### DO THIS:
Copy the stretch of the silicone preparation text from "FIRST, make sure" through "24C (about 75F).)", word for word.

So you are now fully equipped to choose exactly the right silicone product for your purpose, and you are champing at the bit to get started. So lets look at how to do that.

I’m not going to go into the entire multifaceted sculpting and mould-making process here, it would take me six months, and there are already a lot of fabulous resources out there…. (see post on My Makeup Books) what we ARE going to look at now  is the actual silicone itself and what you need to do to end up with a usable product at the end.

There are several things to do before you even open the product.

FIRST, make sure your workroom, tools and materials are neither too cold, nor too hot   This, I understand, can be tricky…. but especially in your first few attempts with silicone, it will make the process much smoother and increase your chances of success.  (All Technical Data sheets list the estimated geltime and total curing time of your product, at an ideal working temp of around 24C (about 75F).)

### EXTRACTED INFORMATION:
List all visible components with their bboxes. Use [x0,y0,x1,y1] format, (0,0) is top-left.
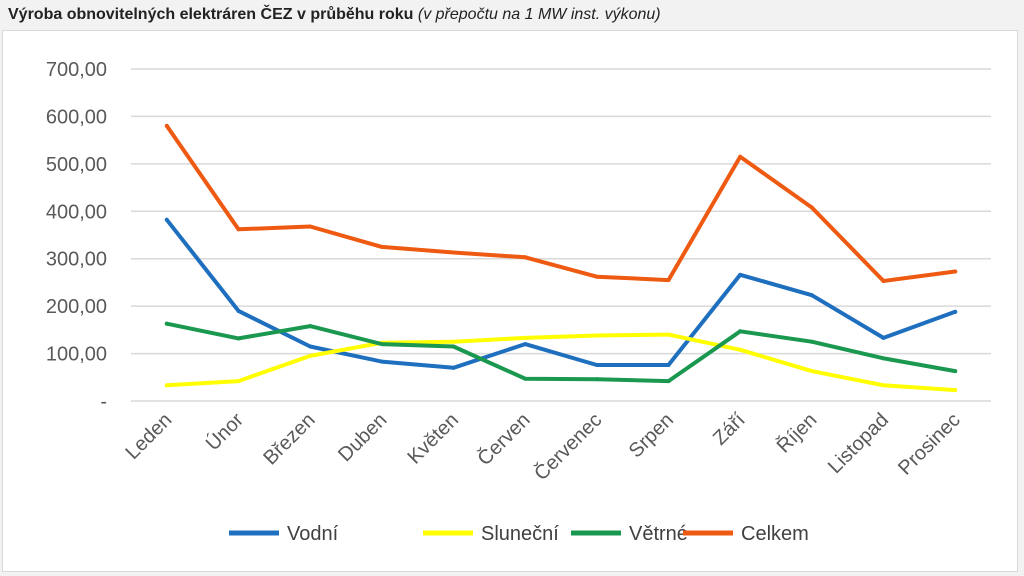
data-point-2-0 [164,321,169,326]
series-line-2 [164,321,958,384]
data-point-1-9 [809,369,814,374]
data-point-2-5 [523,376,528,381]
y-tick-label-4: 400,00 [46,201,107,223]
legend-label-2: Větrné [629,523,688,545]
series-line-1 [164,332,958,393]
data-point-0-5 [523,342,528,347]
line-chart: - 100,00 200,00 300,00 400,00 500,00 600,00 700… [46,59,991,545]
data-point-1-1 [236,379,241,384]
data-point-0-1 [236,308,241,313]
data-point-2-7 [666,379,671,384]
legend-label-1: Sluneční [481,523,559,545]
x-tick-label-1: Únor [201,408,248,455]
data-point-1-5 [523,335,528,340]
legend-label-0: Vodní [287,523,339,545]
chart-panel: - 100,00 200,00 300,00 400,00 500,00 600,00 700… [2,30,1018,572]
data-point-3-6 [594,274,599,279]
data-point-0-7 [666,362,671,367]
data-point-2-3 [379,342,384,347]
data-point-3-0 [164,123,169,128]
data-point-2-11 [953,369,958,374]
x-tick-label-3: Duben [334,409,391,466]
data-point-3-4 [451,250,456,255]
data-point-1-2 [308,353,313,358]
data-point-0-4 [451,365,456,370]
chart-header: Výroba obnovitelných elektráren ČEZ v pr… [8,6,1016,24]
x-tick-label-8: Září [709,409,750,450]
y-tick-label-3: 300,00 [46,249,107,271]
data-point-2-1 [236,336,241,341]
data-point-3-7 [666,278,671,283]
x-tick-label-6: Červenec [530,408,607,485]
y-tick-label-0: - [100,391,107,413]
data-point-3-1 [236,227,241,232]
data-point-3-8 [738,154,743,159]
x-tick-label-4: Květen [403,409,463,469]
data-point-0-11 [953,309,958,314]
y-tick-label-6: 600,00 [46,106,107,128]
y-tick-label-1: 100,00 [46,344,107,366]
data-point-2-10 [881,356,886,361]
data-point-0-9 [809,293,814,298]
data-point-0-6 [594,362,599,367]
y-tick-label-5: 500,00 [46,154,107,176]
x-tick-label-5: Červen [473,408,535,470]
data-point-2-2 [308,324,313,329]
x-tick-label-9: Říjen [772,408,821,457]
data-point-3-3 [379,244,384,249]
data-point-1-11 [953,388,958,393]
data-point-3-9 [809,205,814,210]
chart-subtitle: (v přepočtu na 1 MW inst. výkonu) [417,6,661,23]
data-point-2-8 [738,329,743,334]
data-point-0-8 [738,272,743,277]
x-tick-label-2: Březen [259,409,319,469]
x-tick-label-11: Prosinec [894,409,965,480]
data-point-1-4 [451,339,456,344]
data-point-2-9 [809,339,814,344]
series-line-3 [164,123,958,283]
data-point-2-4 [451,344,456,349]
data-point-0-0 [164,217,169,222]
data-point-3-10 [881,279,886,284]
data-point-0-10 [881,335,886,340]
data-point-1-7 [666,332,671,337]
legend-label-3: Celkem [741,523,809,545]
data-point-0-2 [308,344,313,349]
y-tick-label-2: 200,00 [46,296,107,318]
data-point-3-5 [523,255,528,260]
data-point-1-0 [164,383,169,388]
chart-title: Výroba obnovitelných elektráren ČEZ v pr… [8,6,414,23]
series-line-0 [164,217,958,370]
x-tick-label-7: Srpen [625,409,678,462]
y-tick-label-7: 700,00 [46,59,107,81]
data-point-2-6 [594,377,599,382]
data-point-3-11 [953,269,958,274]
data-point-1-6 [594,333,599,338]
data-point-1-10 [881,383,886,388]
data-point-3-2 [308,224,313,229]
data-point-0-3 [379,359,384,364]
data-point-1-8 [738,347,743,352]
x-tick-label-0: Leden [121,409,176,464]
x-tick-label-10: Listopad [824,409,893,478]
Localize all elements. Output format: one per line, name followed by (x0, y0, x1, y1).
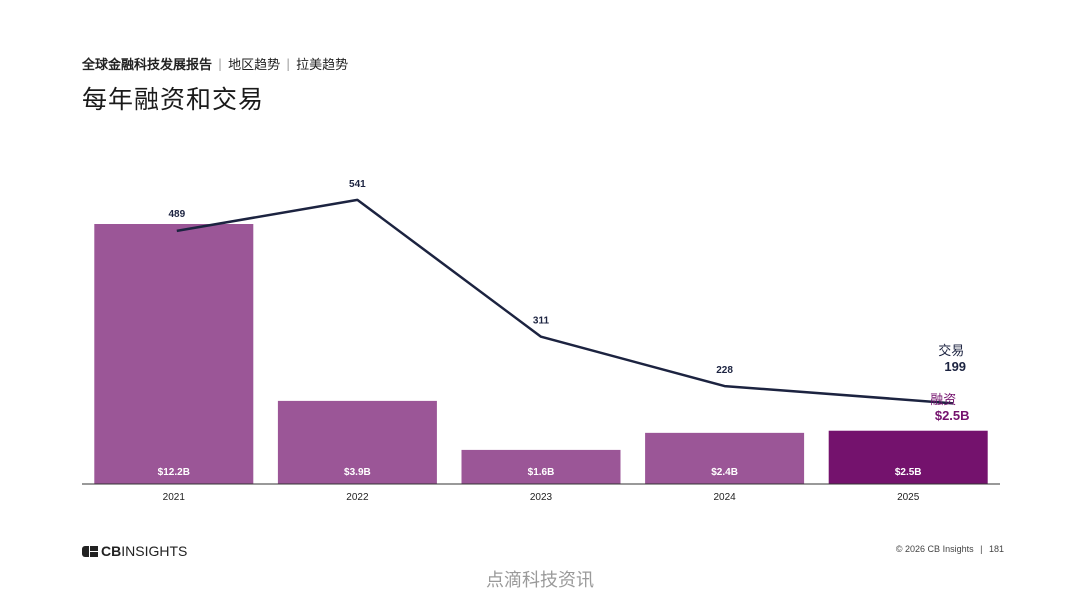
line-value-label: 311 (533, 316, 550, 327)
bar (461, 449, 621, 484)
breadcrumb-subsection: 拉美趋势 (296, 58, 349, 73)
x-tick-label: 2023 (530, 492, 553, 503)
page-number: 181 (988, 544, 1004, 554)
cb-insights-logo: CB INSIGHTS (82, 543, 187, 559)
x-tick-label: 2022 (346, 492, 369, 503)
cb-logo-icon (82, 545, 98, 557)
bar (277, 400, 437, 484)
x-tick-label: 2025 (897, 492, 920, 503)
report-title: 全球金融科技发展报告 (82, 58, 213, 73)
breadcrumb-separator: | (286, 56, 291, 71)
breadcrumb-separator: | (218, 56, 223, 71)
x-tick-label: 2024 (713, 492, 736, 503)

### SOLUTION:
FIRST, make sure your workroom, tools and materials are neither too cold, nor too hot   This, I understand, can be tricky…. but especially in your first few attempts with silicone, it will make the process much smoother and increase your chances of success.  (All Technical Data sheets list the estimated geltime and total curing time of your product, at an ideal working temp of around 24C (about 75F).)